| What is asked |
Give only the number of lines that include the string "rows".

| Listed records |
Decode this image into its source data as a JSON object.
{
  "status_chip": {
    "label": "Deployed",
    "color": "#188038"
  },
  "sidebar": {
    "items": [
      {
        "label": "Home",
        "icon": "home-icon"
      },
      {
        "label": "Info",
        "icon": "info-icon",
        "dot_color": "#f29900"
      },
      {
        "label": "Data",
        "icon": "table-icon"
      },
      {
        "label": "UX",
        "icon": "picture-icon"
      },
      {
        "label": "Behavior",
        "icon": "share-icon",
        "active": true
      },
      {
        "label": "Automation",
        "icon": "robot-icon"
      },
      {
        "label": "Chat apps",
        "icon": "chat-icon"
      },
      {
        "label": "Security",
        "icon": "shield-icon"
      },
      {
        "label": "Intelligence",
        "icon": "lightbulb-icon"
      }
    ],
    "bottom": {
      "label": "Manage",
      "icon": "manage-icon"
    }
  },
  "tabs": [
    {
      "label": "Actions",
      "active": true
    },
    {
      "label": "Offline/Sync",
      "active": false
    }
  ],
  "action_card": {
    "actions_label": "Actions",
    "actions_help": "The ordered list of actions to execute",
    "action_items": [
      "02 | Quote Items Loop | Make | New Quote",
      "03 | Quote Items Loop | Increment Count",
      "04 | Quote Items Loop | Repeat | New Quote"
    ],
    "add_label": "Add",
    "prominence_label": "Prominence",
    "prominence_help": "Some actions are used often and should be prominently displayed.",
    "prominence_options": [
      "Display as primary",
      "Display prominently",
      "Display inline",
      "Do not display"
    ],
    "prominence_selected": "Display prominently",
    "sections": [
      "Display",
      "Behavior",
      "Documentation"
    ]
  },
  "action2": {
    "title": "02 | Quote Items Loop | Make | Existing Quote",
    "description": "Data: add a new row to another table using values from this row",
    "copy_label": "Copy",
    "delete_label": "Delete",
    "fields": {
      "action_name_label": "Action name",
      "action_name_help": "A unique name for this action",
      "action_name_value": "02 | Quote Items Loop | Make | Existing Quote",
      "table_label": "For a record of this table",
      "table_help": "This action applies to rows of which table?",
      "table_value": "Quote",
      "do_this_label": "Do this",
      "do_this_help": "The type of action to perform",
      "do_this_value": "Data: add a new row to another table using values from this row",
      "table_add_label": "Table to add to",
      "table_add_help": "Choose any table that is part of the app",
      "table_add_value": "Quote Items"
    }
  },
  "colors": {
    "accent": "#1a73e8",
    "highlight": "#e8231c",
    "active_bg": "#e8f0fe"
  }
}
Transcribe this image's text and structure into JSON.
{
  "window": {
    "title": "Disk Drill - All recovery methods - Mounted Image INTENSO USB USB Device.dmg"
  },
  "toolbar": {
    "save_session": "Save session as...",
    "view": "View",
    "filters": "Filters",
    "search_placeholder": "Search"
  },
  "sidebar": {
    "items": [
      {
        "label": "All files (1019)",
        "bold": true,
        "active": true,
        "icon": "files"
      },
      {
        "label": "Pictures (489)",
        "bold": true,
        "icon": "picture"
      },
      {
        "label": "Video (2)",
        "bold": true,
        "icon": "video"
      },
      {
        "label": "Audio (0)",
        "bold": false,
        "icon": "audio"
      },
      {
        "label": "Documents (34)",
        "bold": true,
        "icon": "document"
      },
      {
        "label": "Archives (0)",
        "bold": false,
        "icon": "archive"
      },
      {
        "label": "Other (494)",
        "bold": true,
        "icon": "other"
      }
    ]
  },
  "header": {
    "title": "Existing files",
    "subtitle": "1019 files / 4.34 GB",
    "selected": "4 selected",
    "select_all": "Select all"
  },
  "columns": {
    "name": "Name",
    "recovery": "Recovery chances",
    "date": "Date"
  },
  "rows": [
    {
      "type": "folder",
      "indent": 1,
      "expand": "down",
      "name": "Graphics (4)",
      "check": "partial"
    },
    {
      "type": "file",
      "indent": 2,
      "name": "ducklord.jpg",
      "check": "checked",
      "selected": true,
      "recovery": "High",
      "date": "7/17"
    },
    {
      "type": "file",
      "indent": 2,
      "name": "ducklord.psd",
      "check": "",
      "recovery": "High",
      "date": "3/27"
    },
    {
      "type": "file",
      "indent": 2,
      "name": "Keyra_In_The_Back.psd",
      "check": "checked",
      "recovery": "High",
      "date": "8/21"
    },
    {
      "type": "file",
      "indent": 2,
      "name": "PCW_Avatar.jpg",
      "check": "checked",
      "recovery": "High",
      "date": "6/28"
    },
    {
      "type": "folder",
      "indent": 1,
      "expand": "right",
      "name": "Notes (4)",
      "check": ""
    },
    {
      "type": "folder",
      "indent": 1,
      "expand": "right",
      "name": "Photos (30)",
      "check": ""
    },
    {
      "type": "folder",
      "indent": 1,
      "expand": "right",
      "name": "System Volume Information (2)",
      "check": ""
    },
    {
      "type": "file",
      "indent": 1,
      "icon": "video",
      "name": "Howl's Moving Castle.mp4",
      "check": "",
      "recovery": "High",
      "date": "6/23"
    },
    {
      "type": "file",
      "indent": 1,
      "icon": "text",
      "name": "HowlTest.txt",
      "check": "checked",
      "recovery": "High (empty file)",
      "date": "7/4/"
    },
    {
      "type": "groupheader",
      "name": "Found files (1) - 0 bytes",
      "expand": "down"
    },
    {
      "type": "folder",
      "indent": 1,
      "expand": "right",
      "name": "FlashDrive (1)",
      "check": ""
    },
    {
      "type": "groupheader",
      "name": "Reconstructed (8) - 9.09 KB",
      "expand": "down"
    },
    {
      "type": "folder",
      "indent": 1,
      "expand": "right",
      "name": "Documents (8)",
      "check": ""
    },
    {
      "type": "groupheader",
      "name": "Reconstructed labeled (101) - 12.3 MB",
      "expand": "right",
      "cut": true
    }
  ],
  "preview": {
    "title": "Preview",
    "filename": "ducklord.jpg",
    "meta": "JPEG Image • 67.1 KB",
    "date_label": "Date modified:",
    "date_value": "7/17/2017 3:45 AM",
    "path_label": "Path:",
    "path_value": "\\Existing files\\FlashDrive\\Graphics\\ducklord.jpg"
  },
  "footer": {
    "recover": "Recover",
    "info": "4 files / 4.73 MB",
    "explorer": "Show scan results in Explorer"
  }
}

| Solution to this task |
2